> [EXERCISE PROMPT]
Say how many lines of the listing below contain "Emocional", giving the number and nothing else.

[EXTRACTED MATERIAL start]

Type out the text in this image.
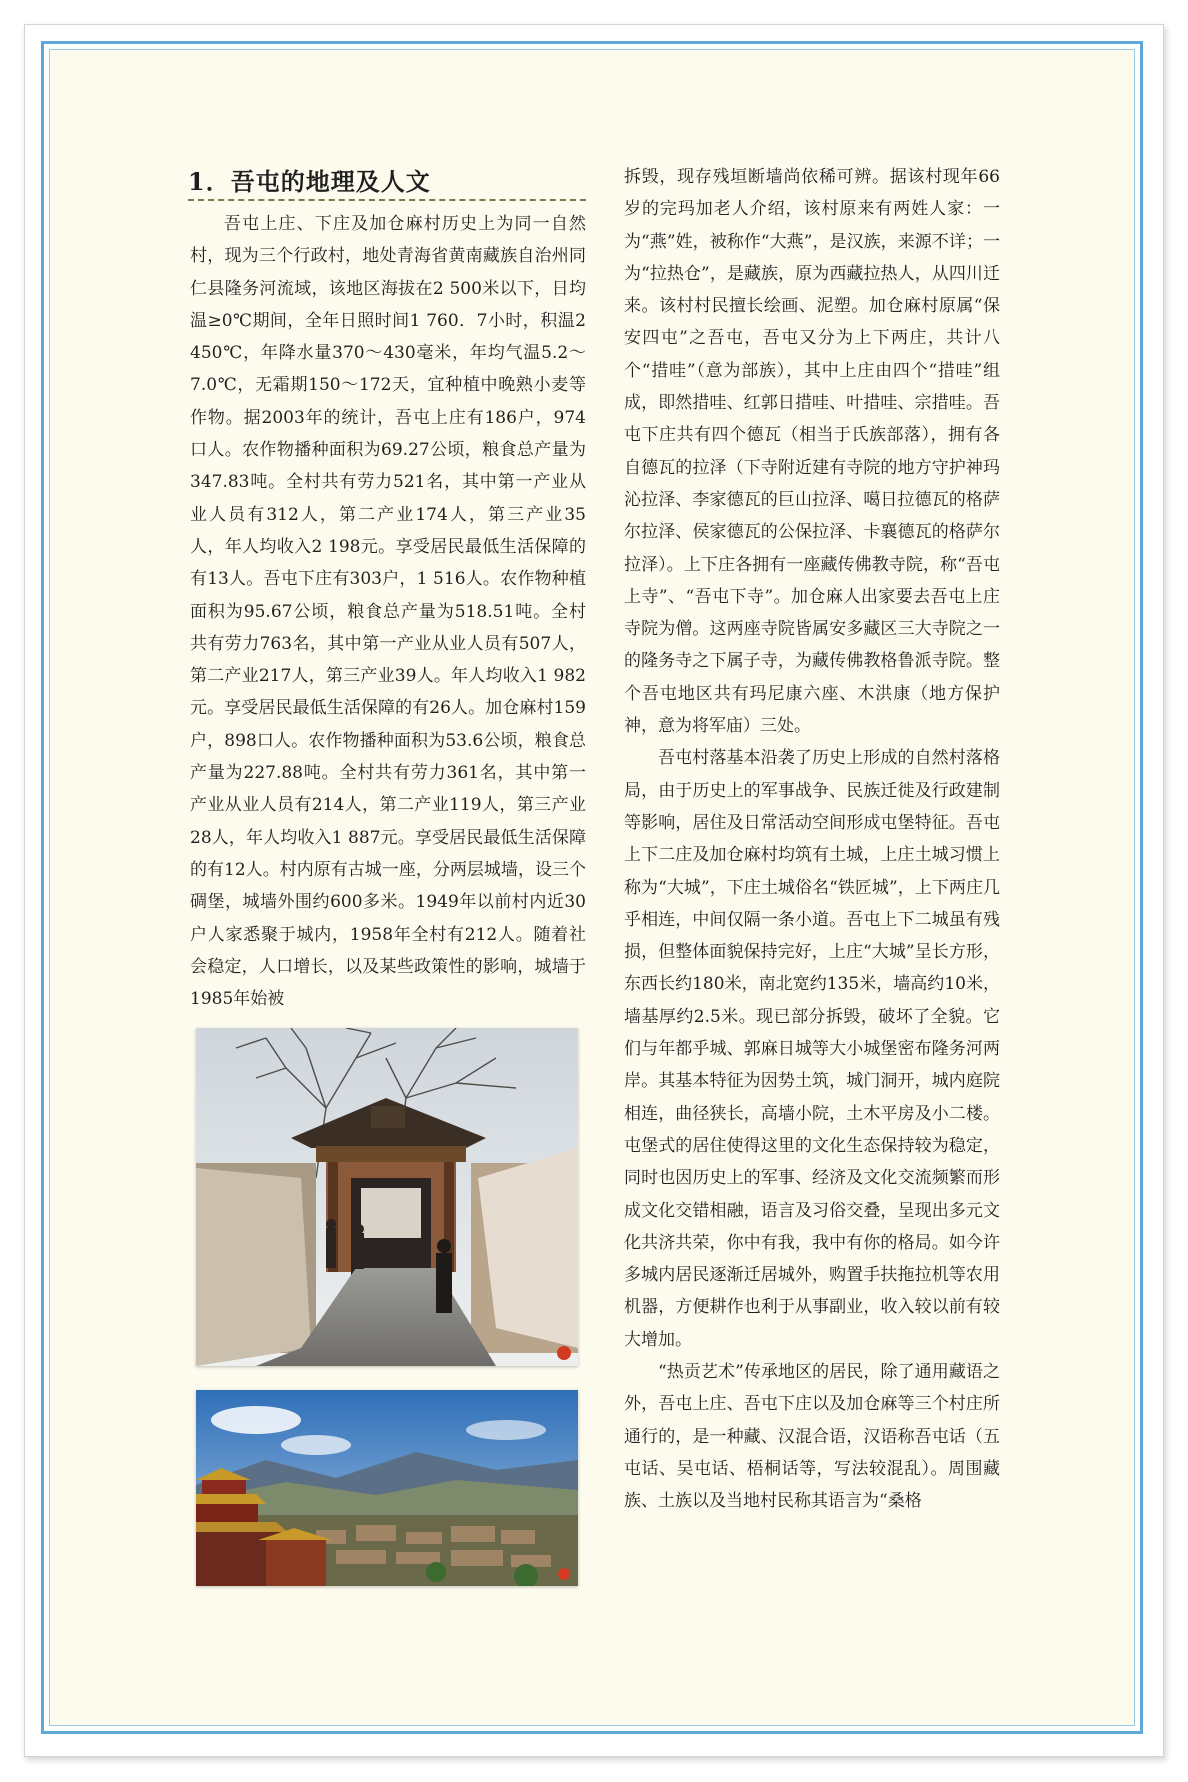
1．吾屯的地理及人文

吾屯上庄、下庄及加仓麻村历史上为同一自然村，现为三个行政村，地处青海省黄南藏族自治州同仁县隆务河流域，该地区海拔在2 500米以下，日均温≥0℃期间，全年日照时间1 760．7小时，积温2 450℃，年降水量370～430毫米，年均气温5.2～7.0℃，无霜期150～172天，宜种植中晚熟小麦等作物。据2003年的统计，吾屯上庄有186户，974口人。农作物播种面积为69.27公顷，粮食总产量为347.83吨。全村共有劳力521名，其中第一产业从业人员有312人，第二产业174人，第三产业35 人，年人均收入2 198元。享受居民最低生活保障的有13人。吾屯下庄有303户，1 516人。农作物种植面积为95.67公顷，粮食总产量为518.51吨。全村共有劳力763名，其中第一产业从业人员有507人，第二产业217人，第三产业39人。年人均收入1 982元。享受居民最低生活保障的有26人。加仓麻村159户，898口人。农作物播种面积为53.6公顷，粮食总产量为227.88吨。全村共有劳力361名，其中第一产业从业人员有214人，第二产业119人，第三产业28人，年人均收入1 887元。享受居民最低生活保障的有12人。村内原有古城一座，分两层城墙，设三个碉堡，城墙外围约600多米。1949年以前村内近30户人家悉聚于城内，1958年全村有212人。随着社会稳定，人口增长，以及某些政策性的影响，城墙于1985年始被

拆毁，现存残垣断墙尚依稀可辨。据该村现年66岁的完玛加老人介绍，该村原来有两姓人家：一为“燕”姓，被称作“大燕”，是汉族，来源不详；一为“拉热仓”，是藏族，原为西藏拉热人，从四川迁来。该村村民擅长绘画、泥塑。加仓麻村原属“保安四屯”之吾屯，吾屯又分为上下两庄，共计八个“措哇”（意为部族），其中上庄由四个“措哇”组成，即然措哇、红郭日措哇、叶措哇、宗措哇。吾屯下庄共有四个德瓦（相当于氏族部落），拥有各自德瓦的拉泽（下寺附近建有寺院的地方守护神玛沁拉泽、李家德瓦的巨山拉泽、噶日拉德瓦的格萨尔拉泽、侯家德瓦的公保拉泽、卡襄德瓦的格萨尔拉泽）。上下庄各拥有一座藏传佛教寺院，称“吾屯上寺”、“吾屯下寺”。加仓麻人出家要去吾屯上庄寺院为僧。这两座寺院皆属安多藏区三大寺院之一的隆务寺之下属子寺，为藏传佛教格鲁派寺院。整个吾屯地区共有玛尼康六座、木洪康（地方保护神，意为将军庙）三处。

吾屯村落基本沿袭了历史上形成的自然村落格局，由于历史上的军事战争、民族迁徙及行政建制等影响，居住及日常活动空间形成屯堡特征。吾屯上下二庄及加仓麻村均筑有土城，上庄土城习惯上称为“大城”，下庄土城俗名“铁匠城”，上下两庄几乎相连，中间仅隔一条小道。吾屯上下二城虽有残损，但整体面貌保持完好，上庄“大城”呈长方形，东西长约180米，南北宽约135米，墙高约10米，墙基厚约2.5米。现已部分拆毁，破坏了全貌。它们与年都乎城、郭麻日城等大小城堡密布隆务河两岸。其基本特征为因势土筑，城门洞开，城内庭院相连，曲径狭长，高墙小院，土木平房及小二楼。屯堡式的居住使得这里的文化生态保持较为稳定，同时也因历史上的军事、经济及文化交流频繁而形成文化交错相融，语言及习俗交叠，呈现出多元文化共济共荣，你中有我，我中有你的格局。如今许多城内居民逐渐迁居城外，购置手扶拖拉机等农用机器，方便耕作也利于从事副业，收入较以前有较大增加。

“热贡艺术”传承地区的居民，除了通用藏语之外，吾屯上庄、吾屯下庄以及加仓麻等三个村庄所通行的，是一种藏、汉混合语，汉语称吾屯话（五屯话、吴屯话、梧桐话等，写法较混乱）。周围藏族、土族以及当地村民称其语言为“桑格
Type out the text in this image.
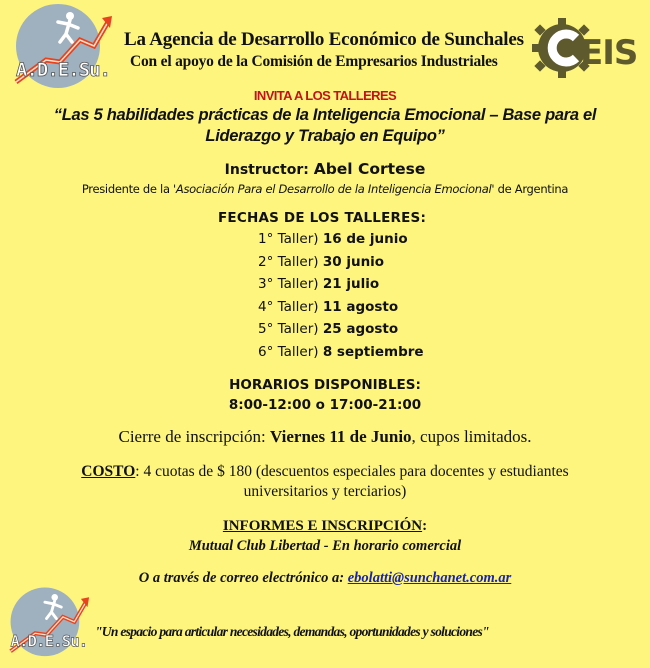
A.D.E.Su.
La Agencia de Desarrollo Económico de Sunchales
Con el apoyo de la Comisión de Empresarios Industriales EIS
INVITA A LOS TALLERES
“Las 5 habilidades prácticas de la Inteligencia Emocional – Base para el
Liderazgo y Trabajo en Equipo”
Instructor: Abel Cortese
Presidente de la 'Asociación Para el Desarrollo de la Inteligencia Emocional' de Argentina
FECHAS DE LOS TALLERES:
1° Taller) 16 de junio
2° Taller) 30 junio
3° Taller) 21 julio
4° Taller) 11 agosto
5° Taller) 25 agosto
6° Taller) 8 septiembre
HORARIOS DISPONIBLES:
8:00-12:00 o 17:00-21:00
Cierre de inscripción: Viernes 11 de Junio, cupos limitados.
COSTO: 4 cuotas de $ 180 (descuentos especiales para docentes y estudiantes
universitarios y terciarios)
INFORMES E INSCRIPCIÓN:
Mutual Club Libertad - En horario comercial
O a través de correo electrónico a: ebolatti@sunchanet.com.ar
A.D.E.Su.
"Un espacio para articular necesidades, demandas, oportunidades y soluciones"
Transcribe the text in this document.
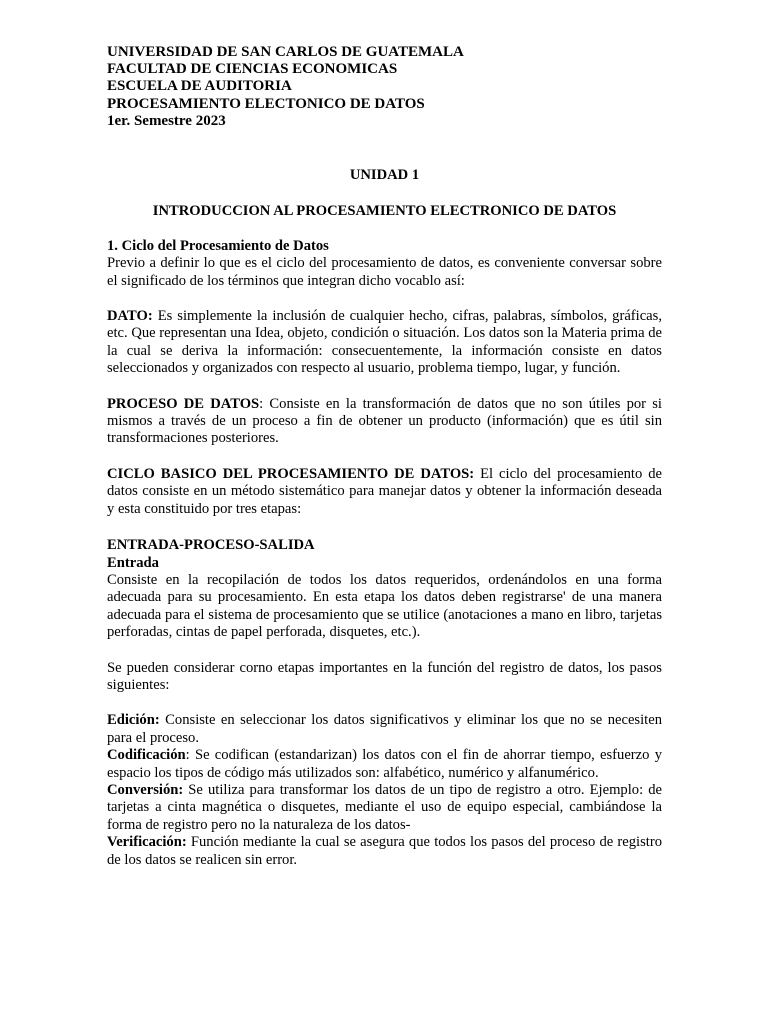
UNIVERSIDAD DE SAN CARLOS DE GUATEMALA
FACULTAD DE CIENCIAS ECONOMICAS
ESCUELA DE AUDITORIA
PROCESAMIENTO ELECTONICO DE DATOS
1er. Semestre 2023
UNIDAD 1
INTRODUCCION AL PROCESAMIENTO ELECTRONICO DE DATOS
1. Ciclo del Procesamiento de Datos

Previo a definir lo que es el ciclo del procesamiento de datos, es conveniente conversar sobre el significado de los términos que integran dicho vocablo así:

DATO: Es simplemente la inclusión de cualquier hecho, cifras, palabras, símbolos, gráficas, etc. Que representan una Idea, objeto, condición o situación. Los datos son la Materia prima de la cual se deriva la información: consecuentemente, la información consiste en datos seleccionados y organizados con respecto al usuario, problema tiempo, lugar, y función.

PROCESO DE DATOS: Consiste en la transformación de datos que no son útiles por si mismos a través de un proceso a fin de obtener un producto (información) que es útil sin transformaciones posteriores.

CICLO BASICO DEL PROCESAMIENTO DE DATOS: El ciclo del procesamiento de datos consiste en un método sistemático para manejar datos y obtener la información deseada y esta constituido por tres etapas:

ENTRADA-PROCESO-SALIDA
Entrada

Consiste en la recopilación de todos los datos requeridos, ordenándolos en una forma adecuada para su procesamiento. En esta etapa los datos deben registrarse' de una manera adecuada para el sistema de procesamiento que se utilice (anotaciones a mano en libro, tarjetas perforadas, cintas de papel perforada, disquetes, etc.).

Se pueden considerar corno etapas importantes en la función del registro de datos, los pasos siguientes:

Edición: Consiste en seleccionar los datos significativos y eliminar los que no se necesiten para el proceso.

Codificación: Se codifican (estandarizan) los datos con el fin de ahorrar tiempo, esfuerzo y espacio los tipos de código más utilizados son: alfabético, numérico y alfanumérico.

Conversión: Se utiliza para transformar los datos de un tipo de registro a otro. Ejemplo: de tarjetas a cinta magnética o disquetes, mediante el uso de equipo especial, cambiándose la forma de registro pero no la naturaleza de los datos-

Verificación: Función mediante la cual se asegura que todos los pasos del proceso de registro de los datos se realicen sin error.
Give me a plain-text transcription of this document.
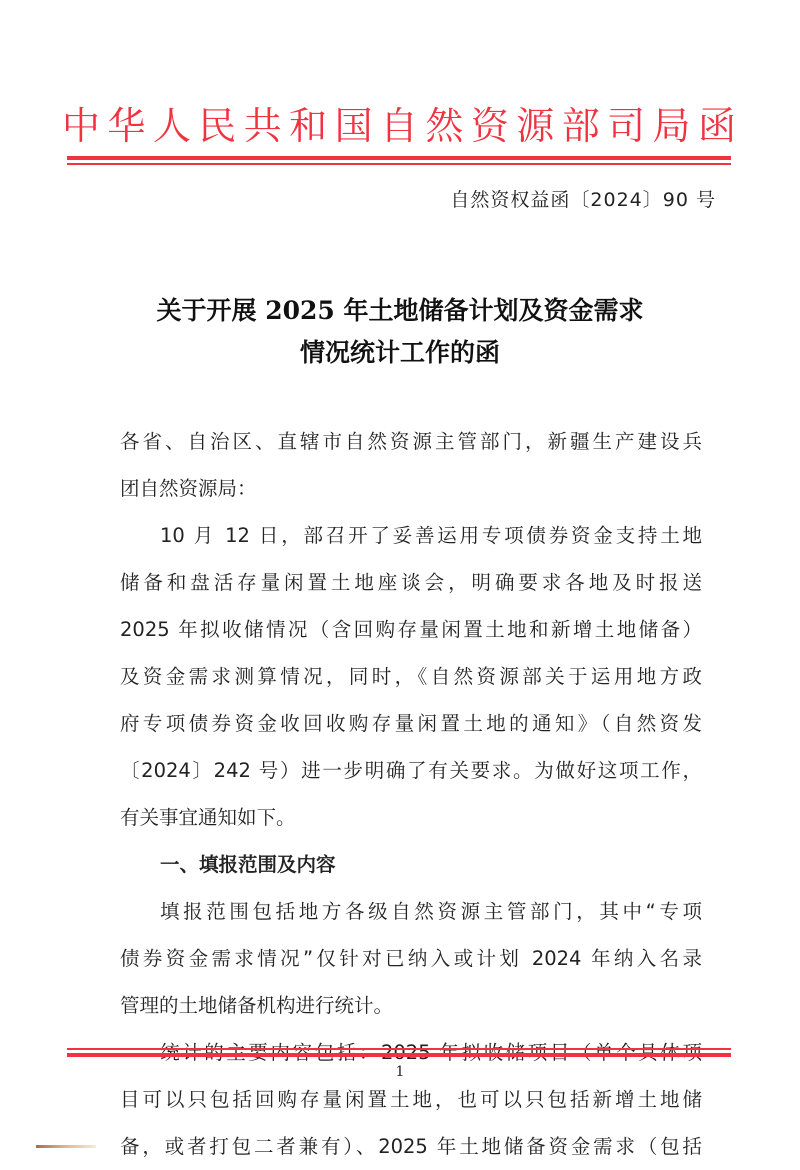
中华人民共和国自然资源部司局函
自然资权益函〔2024〕90 号
关于开展 2025 年土地储备计划及资金需求
情况统计工作的函
各省、自治区、直辖市自然资源主管部门，新疆生产建设兵
团自然资源局：
10 月 12 日，部召开了妥善运用专项债券资金支持土地
储备和盘活存量闲置土地座谈会，明确要求各地及时报送
2025 年拟收储情况（含回购存量闲置土地和新增土地储备）
及资金需求测算情况，同时，《自然资源部关于运用地方政
府专项债券资金收回收购存量闲置土地的通知》（自然资发
〔2024〕242 号）进一步明确了有关要求。为做好这项工作，
有关事宜通知如下。
一、填报范围及内容
填报范围包括地方各级自然资源主管部门，其中“专项
债券资金需求情况”仅针对已纳入或计划 2024 年纳入名录
管理的土地储备机构进行统计。
目可以只包括回购存量闲置土地，也可以只包括新增土地储
备，或者打包二者兼有）、2025 年土地储备资金需求（包括
1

[EXTRACTED MATERIAL end]

> [OUTPUT]
2